[Extracted records]
▬▬▬

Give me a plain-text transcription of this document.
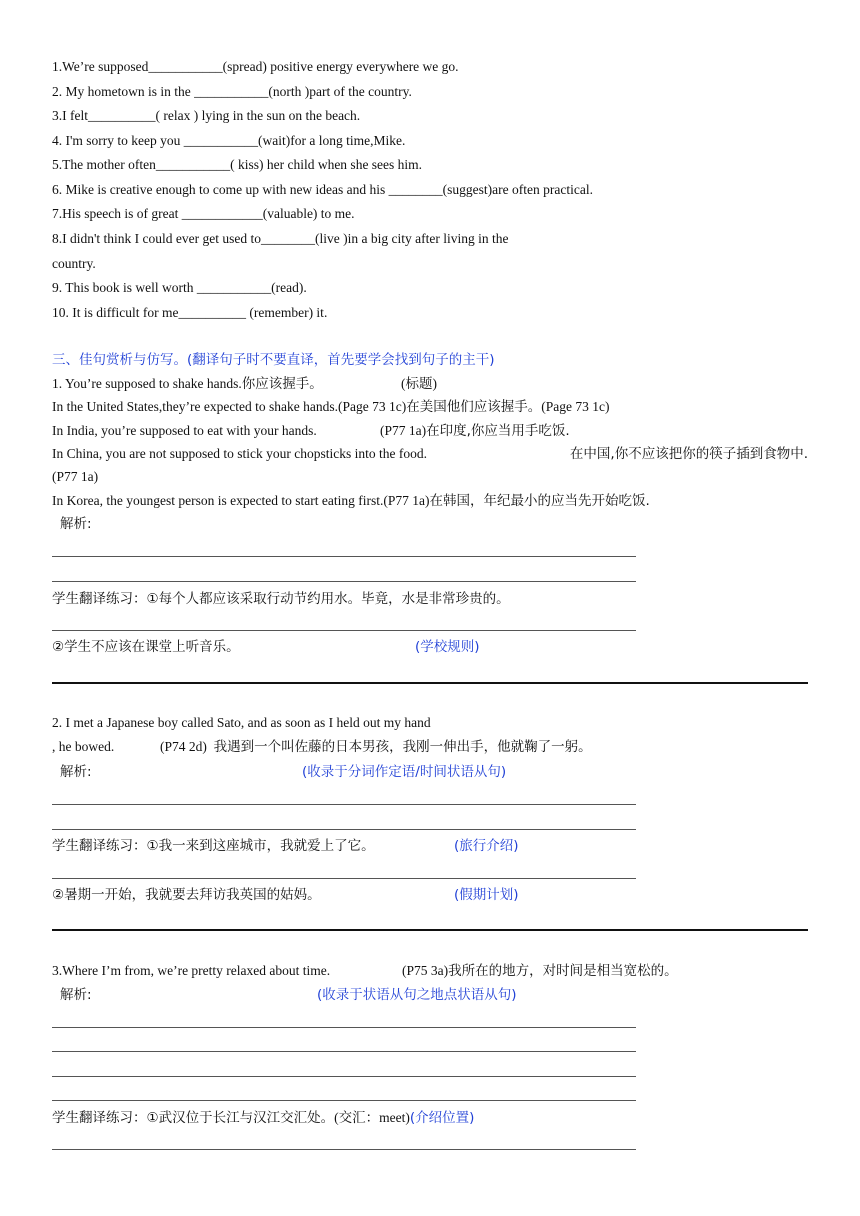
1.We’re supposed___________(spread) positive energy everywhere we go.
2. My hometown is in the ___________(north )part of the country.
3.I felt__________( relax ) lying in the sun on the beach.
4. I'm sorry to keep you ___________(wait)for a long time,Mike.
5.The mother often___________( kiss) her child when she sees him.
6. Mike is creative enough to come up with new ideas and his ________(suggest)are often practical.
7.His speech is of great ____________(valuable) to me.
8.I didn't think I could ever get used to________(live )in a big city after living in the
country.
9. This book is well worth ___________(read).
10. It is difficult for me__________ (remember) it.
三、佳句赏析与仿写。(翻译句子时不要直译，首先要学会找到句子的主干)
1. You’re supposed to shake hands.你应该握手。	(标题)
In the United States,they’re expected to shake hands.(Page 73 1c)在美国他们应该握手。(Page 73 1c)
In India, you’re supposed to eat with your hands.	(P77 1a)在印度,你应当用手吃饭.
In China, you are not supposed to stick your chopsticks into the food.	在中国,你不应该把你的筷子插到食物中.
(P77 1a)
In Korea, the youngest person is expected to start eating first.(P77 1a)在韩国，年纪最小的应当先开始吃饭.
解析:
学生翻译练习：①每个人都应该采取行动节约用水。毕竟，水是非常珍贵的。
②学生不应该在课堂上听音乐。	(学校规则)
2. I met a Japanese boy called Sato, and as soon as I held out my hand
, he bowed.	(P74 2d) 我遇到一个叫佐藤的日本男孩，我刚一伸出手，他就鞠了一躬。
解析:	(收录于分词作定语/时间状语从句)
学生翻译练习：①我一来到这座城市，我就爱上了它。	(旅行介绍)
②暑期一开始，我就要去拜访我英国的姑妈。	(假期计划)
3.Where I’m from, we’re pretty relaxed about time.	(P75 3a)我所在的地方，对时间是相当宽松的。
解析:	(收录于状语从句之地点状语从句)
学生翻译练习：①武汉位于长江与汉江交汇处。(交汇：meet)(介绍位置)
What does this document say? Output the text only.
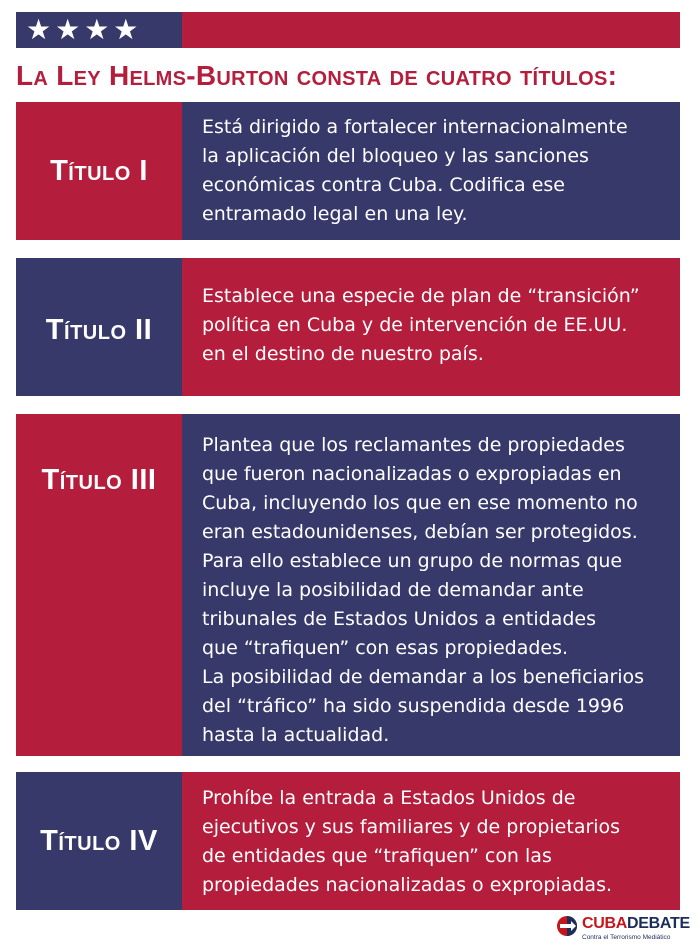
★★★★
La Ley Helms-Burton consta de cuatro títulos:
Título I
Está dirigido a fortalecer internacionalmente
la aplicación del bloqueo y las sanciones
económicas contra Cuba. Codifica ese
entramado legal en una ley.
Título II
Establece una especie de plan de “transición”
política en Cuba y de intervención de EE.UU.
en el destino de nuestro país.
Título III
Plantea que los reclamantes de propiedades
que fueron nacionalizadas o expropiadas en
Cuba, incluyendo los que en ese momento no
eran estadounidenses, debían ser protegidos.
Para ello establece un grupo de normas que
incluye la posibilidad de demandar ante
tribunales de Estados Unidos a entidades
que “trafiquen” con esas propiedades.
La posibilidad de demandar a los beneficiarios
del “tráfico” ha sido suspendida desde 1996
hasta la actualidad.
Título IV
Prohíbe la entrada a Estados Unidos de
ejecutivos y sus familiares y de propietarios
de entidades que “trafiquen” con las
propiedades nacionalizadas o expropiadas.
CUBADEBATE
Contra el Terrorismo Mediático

▬▬▬

In the records above, locate each line with the word "trafiquen". Copy all such lines.

que “trafiquen” con esas propiedades.
de entidades que “trafiquen” con las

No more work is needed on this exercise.